(PROMPT)
In the listing below, pick out lines with "Compensation".

(DATA PROVIDED)
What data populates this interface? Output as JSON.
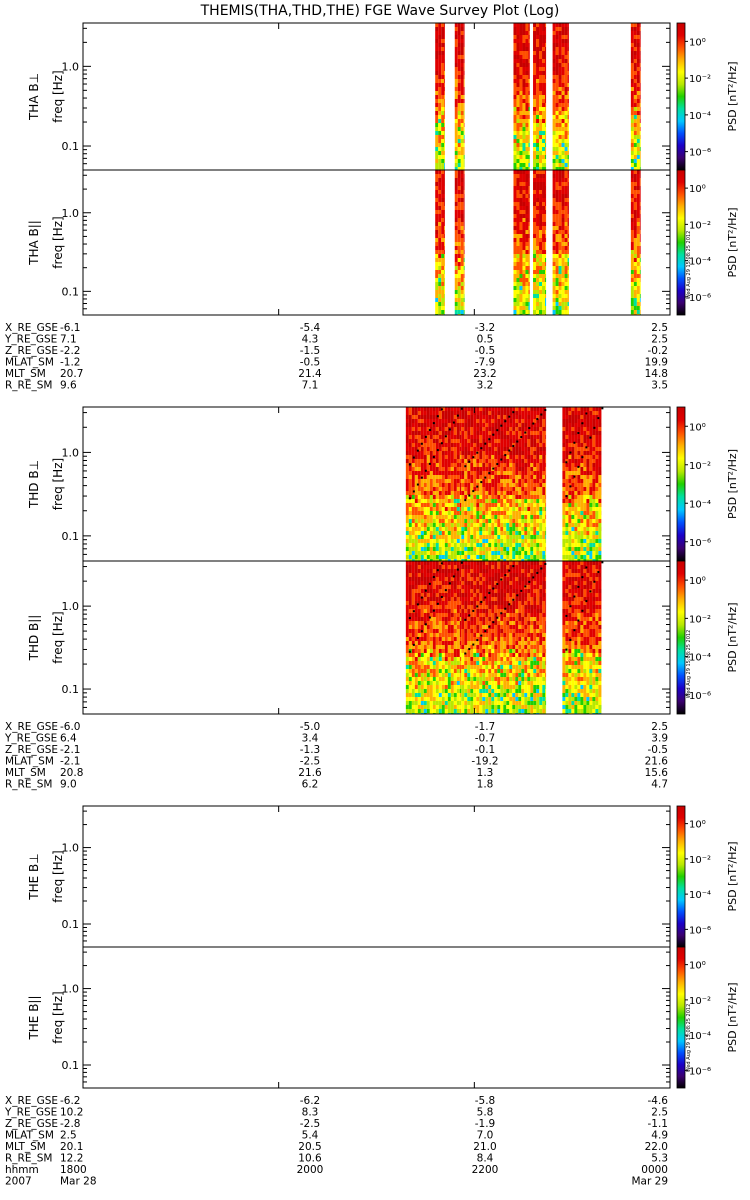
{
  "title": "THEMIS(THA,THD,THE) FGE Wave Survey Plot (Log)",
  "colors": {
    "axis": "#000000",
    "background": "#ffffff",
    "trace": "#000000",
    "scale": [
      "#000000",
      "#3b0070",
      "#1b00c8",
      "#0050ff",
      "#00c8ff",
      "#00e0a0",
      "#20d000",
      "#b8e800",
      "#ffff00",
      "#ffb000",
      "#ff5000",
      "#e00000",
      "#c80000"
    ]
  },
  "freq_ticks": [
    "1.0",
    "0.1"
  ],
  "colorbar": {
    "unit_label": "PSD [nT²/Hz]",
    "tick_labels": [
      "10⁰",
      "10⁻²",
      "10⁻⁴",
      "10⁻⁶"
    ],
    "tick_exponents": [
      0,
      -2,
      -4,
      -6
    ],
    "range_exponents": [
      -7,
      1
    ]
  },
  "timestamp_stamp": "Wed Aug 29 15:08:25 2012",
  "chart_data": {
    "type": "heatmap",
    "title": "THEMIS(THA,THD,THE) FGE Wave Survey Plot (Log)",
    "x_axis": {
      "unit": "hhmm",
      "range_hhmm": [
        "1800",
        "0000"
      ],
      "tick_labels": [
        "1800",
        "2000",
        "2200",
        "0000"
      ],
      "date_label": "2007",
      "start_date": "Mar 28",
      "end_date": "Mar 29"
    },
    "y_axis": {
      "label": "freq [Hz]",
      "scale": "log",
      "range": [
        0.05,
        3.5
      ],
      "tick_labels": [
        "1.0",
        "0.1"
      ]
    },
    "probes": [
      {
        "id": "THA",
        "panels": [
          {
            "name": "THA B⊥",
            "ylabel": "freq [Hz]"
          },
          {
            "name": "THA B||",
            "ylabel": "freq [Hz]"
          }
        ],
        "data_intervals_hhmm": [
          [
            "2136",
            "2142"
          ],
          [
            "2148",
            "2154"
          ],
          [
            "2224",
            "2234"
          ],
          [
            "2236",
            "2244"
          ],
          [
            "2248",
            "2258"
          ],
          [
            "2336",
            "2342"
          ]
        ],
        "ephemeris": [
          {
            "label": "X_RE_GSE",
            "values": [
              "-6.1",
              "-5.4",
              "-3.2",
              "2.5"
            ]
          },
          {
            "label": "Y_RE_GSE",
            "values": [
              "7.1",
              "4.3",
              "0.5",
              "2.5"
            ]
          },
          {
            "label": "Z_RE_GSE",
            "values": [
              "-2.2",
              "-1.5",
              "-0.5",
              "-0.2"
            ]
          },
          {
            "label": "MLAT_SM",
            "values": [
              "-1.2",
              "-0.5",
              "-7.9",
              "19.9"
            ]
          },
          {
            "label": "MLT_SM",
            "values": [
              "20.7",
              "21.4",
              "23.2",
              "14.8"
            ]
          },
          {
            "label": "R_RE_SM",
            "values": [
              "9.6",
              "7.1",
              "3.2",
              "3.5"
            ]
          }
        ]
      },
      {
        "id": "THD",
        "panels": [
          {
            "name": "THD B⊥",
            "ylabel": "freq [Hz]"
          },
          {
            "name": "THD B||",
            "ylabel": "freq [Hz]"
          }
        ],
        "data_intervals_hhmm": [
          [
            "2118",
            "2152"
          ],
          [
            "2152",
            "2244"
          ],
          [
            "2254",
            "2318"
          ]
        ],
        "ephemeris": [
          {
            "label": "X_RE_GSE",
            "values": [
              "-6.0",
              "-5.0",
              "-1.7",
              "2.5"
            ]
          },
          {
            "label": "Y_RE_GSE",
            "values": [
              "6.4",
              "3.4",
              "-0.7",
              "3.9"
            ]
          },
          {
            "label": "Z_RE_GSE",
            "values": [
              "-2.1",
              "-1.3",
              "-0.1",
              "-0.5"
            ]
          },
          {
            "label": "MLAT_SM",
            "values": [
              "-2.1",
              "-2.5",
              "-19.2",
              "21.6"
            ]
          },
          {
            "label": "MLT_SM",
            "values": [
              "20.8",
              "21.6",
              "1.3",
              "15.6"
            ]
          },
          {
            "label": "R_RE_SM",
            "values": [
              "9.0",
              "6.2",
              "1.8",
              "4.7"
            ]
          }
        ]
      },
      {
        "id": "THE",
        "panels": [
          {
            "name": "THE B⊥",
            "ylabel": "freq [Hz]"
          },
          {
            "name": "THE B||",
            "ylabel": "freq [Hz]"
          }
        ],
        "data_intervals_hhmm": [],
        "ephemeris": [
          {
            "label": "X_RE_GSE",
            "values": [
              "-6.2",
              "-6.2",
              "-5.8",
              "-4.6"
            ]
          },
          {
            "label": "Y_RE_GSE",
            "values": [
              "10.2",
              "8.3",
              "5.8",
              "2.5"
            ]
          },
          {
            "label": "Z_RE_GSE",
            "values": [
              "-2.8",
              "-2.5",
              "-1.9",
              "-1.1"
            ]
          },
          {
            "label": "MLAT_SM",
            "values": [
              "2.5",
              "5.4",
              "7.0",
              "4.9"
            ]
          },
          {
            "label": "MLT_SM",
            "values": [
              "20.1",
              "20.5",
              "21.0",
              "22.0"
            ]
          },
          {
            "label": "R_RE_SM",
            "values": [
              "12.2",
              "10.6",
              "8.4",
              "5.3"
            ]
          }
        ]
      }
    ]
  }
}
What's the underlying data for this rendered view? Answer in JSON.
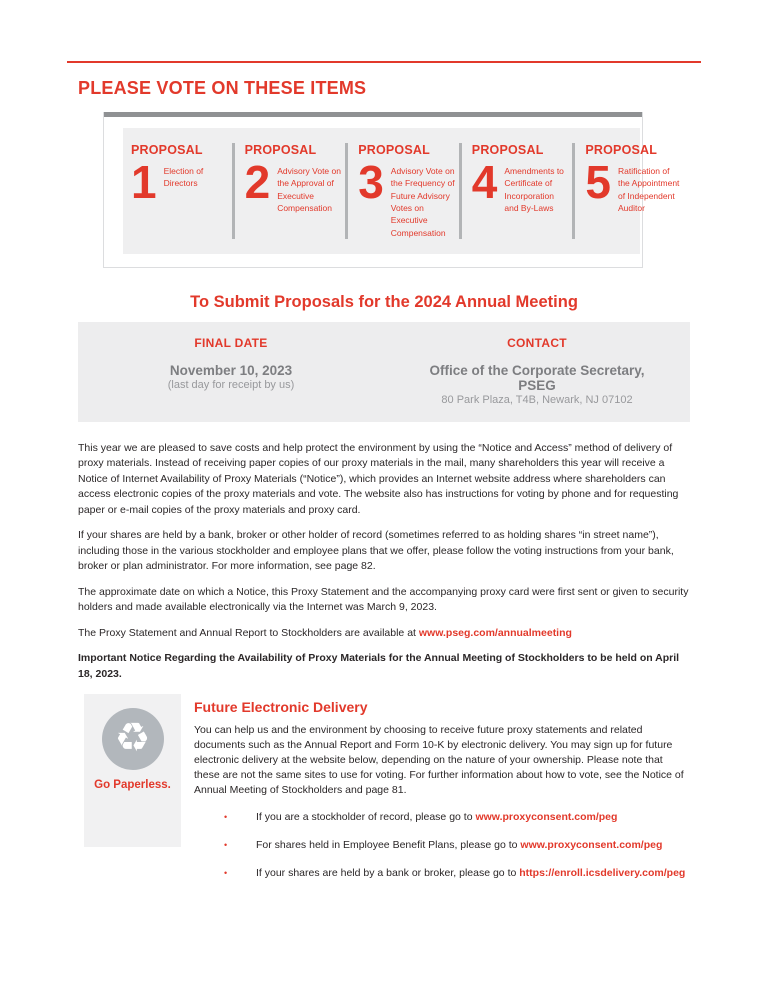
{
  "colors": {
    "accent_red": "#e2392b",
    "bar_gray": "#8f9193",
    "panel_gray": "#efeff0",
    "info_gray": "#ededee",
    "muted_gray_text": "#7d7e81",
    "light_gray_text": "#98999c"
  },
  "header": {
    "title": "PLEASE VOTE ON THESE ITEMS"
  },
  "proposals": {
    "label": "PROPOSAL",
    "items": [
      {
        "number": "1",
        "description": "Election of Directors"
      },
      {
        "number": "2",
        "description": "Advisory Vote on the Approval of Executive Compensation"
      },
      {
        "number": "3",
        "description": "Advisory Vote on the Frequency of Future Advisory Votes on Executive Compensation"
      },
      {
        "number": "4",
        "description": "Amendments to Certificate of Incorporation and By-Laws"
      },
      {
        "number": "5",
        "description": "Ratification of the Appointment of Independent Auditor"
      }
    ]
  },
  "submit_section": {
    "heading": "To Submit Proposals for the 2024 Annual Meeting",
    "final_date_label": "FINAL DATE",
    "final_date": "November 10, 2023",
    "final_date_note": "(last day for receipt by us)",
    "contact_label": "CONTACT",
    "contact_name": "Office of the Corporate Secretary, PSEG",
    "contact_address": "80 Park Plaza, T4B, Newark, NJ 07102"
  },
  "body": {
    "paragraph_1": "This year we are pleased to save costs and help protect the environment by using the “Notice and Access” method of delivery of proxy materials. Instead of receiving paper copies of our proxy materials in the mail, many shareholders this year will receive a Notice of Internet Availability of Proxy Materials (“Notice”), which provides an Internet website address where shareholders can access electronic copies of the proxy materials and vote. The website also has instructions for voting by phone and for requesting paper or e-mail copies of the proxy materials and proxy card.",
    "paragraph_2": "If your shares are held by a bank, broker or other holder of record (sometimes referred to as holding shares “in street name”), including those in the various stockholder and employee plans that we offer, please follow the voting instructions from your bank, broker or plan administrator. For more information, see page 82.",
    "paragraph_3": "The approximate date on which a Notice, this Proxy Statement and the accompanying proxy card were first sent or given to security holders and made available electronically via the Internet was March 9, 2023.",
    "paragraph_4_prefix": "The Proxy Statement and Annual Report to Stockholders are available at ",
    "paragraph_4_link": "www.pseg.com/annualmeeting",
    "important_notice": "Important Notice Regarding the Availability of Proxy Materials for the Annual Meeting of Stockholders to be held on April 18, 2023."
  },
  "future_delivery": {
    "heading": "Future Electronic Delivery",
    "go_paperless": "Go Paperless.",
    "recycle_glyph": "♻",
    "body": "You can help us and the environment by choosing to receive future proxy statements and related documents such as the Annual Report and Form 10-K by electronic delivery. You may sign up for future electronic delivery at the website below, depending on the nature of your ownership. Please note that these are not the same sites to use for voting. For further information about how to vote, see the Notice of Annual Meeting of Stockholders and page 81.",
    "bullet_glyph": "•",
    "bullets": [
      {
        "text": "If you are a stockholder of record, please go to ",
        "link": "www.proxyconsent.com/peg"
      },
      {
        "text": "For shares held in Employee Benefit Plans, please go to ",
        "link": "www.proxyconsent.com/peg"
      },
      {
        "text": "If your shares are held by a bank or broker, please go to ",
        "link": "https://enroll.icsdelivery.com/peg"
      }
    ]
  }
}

(RESULT OF THE TASK)
        "description": "Advisory Vote on the Approval of Executive Compensation"
        "description": "Advisory Vote on the Frequency of Future Advisory Votes on Executive Compensation"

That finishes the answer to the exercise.